### The request:
Return the whole listing, keeping every character the same.

+--

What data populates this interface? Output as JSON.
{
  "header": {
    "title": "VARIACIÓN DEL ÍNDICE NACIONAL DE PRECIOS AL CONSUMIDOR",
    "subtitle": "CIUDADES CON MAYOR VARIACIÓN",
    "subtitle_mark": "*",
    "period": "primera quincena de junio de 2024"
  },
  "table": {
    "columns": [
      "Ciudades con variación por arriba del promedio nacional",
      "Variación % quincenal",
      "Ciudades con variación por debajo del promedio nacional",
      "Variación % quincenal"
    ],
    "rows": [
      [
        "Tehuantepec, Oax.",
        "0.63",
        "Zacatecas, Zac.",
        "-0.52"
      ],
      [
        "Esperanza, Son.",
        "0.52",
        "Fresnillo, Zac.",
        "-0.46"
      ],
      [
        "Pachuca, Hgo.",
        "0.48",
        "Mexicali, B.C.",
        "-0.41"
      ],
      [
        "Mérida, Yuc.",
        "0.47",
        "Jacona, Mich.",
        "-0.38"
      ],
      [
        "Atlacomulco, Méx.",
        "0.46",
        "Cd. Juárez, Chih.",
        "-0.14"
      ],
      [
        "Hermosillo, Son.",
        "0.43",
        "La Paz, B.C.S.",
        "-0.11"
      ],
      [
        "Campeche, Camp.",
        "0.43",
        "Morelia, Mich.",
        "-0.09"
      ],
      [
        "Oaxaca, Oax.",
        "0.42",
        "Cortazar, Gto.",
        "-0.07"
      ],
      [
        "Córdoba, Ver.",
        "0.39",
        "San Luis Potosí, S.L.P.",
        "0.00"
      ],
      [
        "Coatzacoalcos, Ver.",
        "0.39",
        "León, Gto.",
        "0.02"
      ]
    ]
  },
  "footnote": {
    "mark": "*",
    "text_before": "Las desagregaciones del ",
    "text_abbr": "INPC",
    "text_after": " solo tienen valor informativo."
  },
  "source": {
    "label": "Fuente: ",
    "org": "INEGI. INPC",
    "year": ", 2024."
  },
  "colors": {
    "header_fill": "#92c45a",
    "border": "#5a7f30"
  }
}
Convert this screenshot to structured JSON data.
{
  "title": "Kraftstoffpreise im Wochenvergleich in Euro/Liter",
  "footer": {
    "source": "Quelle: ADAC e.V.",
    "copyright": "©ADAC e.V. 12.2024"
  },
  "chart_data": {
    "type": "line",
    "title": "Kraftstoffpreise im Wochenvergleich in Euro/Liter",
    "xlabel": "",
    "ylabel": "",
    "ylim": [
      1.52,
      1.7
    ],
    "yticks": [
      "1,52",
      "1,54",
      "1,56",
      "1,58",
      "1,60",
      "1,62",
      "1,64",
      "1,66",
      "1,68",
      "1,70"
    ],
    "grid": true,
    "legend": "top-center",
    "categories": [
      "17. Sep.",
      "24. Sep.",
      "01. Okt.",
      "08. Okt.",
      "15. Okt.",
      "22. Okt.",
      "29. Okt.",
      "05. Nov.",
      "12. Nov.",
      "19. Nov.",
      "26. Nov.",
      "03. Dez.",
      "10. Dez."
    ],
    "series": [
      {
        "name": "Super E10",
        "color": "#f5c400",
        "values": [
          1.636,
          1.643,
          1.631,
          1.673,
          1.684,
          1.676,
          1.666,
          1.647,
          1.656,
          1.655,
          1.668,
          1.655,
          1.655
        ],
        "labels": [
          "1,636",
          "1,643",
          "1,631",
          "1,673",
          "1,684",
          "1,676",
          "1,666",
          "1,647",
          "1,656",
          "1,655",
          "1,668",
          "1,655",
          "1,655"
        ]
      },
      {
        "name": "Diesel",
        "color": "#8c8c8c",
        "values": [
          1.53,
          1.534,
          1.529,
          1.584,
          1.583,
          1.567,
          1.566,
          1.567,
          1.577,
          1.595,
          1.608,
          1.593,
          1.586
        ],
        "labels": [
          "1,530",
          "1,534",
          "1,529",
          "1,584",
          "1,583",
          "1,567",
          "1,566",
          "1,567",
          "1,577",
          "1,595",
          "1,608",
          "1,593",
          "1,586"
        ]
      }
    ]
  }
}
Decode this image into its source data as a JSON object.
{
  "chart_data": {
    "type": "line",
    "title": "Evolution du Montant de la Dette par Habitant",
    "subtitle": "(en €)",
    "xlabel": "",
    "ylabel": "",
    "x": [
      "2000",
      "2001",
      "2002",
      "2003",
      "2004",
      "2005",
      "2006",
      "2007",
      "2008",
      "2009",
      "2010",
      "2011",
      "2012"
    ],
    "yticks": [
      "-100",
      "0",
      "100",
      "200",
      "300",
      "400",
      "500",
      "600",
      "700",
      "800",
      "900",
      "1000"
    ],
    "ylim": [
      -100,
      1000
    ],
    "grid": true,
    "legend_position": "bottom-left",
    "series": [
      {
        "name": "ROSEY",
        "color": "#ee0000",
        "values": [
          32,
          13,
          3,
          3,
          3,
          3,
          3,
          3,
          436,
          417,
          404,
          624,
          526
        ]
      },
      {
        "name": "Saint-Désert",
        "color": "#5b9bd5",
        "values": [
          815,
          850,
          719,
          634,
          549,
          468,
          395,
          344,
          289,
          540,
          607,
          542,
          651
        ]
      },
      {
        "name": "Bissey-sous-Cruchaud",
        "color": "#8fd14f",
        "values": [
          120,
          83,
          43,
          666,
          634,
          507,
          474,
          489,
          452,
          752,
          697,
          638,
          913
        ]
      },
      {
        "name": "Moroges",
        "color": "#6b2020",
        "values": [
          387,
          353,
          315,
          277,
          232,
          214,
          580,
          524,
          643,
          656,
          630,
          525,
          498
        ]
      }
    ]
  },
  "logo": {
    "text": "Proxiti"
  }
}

+--

### The output:
What data populates this interface? Output as JSON.
{
  "header": {
    "title": "VARIACIÓN DEL ÍNDICE NACIONAL DE PRECIOS AL CONSUMIDOR",
    "subtitle": "CIUDADES CON MAYOR VARIACIÓN",
    "subtitle_mark": "*",
    "period": "primera quincena de junio de 2024"
  },
  "table": {
    "columns": [
      "Ciudades con variación por arriba del promedio nacional",
      "Variación % quincenal",
      "Ciudades con variación por debajo del promedio nacional",
      "Variación % quincenal"
    ],
    "rows": [
      [
        "Tehuantepec, Oax.",
        "0.63",
        "Zacatecas, Zac.",
        "-0.52"
      ],
      [
        "Esperanza, Son.",
        "0.52",
        "Fresnillo, Zac.",
        "-0.46"
      ],
      [
        "Pachuca, Hgo.",
        "0.48",
        "Mexicali, B.C.",
        "-0.41"
      ],
      [
        "Mérida, Yuc.",
        "0.47",
        "Jacona, Mich.",
        "-0.38"
      ],
      [
        "Atlacomulco, Méx.",
        "0.46",
        "Cd. Juárez, Chih.",
        "-0.14"
      ],
      [
        "Hermosillo, Son.",
        "0.43",
        "La Paz, B.C.S.",
        "-0.11"
      ],
      [
        "Campeche, Camp.",
        "0.43",
        "Morelia, Mich.",
        "-0.09"
      ],
      [
        "Oaxaca, Oax.",
        "0.42",
        "Cortazar, Gto.",
        "-0.07"
      ],
      [
        "Córdoba, Ver.",
        "0.39",
        "San Luis Potosí, S.L.P.",
        "0.00"
      ],
      [
        "Coatzacoalcos, Ver.",
        "0.39",
        "León, Gto.",
        "0.02"
      ]
    ]
  },
  "footnote": {
    "mark": "*",
    "text_before": "Las desagregaciones del ",
    "text_abbr": "INPC",
    "text_after": " solo tienen valor informativo."
  },
  "source": {
    "label": "Fuente: ",
    "org": "INEGI. INPC",
    "year": ", 2024."
  },
  "colors": {
    "header_fill": "#92c45a",
    "border": "#5a7f30"
  }
}
Convert this screenshot to structured JSON data.
{
  "title": "Kraftstoffpreise im Wochenvergleich in Euro/Liter",
  "footer": {
    "source": "Quelle: ADAC e.V.",
    "copyright": "©ADAC e.V. 12.2024"
  },
  "chart_data": {
    "type": "line",
    "title": "Kraftstoffpreise im Wochenvergleich in Euro/Liter",
    "xlabel": "",
    "ylabel": "",
    "ylim": [
      1.52,
      1.7
    ],
    "yticks": [
      "1,52",
      "1,54",
      "1,56",
      "1,58",
      "1,60",
      "1,62",
      "1,64",
      "1,66",
      "1,68",
      "1,70"
    ],
    "grid": true,
    "legend": "top-center",
    "categories": [
      "17. Sep.",
      "24. Sep.",
      "01. Okt.",
      "08. Okt.",
      "15. Okt.",
      "22. Okt.",
      "29. Okt.",
      "05. Nov.",
      "12. Nov.",
      "19. Nov.",
      "26. Nov.",
      "03. Dez.",
      "10. Dez."
    ],
    "series": [
      {
        "name": "Super E10",
        "color": "#f5c400",
        "values": [
          1.636,
          1.643,
          1.631,
          1.673,
          1.684,
          1.676,
          1.666,
          1.647,
          1.656,
          1.655,
          1.668,
          1.655,
          1.655
        ],
        "labels": [
          "1,636",
          "1,643",
          "1,631",
          "1,673",
          "1,684",
          "1,676",
          "1,666",
          "1,647",
          "1,656",
          "1,655",
          "1,668",
          "1,655",
          "1,655"
        ]
      },
      {
        "name": "Diesel",
        "color": "#8c8c8c",
        "values": [
          1.53,
          1.534,
          1.529,
          1.584,
          1.583,
          1.567,
          1.566,
          1.567,
          1.577,
          1.595,
          1.608,
          1.593,
          1.586
        ],
        "labels": [
          "1,530",
          "1,534",
          "1,529",
          "1,584",
          "1,583",
          "1,567",
          "1,566",
          "1,567",
          "1,577",
          "1,595",
          "1,608",
          "1,593",
          "1,586"
        ]
      }
    ]
  }
}
Decode this image into its source data as a JSON object.
{
  "chart_data": {
    "type": "line",
    "title": "Evolution du Montant de la Dette par Habitant",
    "subtitle": "(en €)",
    "xlabel": "",
    "ylabel": "",
    "x": [
      "2000",
      "2001",
      "2002",
      "2003",
      "2004",
      "2005",
      "2006",
      "2007",
      "2008",
      "2009",
      "2010",
      "2011",
      "2012"
    ],
    "yticks": [
      "-100",
      "0",
      "100",
      "200",
      "300",
      "400",
      "500",
      "600",
      "700",
      "800",
      "900",
      "1000"
    ],
    "ylim": [
      -100,
      1000
    ],
    "grid": true,
    "legend_position": "bottom-left",
    "series": [
      {
        "name": "ROSEY",
        "color": "#ee0000",
        "values": [
          32,
          13,
          3,
          3,
          3,
          3,
          3,
          3,
          436,
          417,
          404,
          624,
          526
        ]
      },
      {
        "name": "Saint-Désert",
        "color": "#5b9bd5",
        "values": [
          815,
          850,
          719,
          634,
          549,
          468,
          395,
          344,
          289,
          540,
          607,
          542,
          651
        ]
      },
      {
        "name": "Bissey-sous-Cruchaud",
        "color": "#8fd14f",
        "values": [
          120,
          83,
          43,
          666,
          634,
          507,
          474,
          489,
          452,
          752,
          697,
          638,
          913
        ]
      },
      {
        "name": "Moroges",
        "color": "#6b2020",
        "values": [
          387,
          353,
          315,
          277,
          232,
          214,
          580,
          524,
          643,
          656,
          630,
          525,
          498
        ]
      }
    ]
  },
  "logo": {
    "text": "Proxiti"
  }
}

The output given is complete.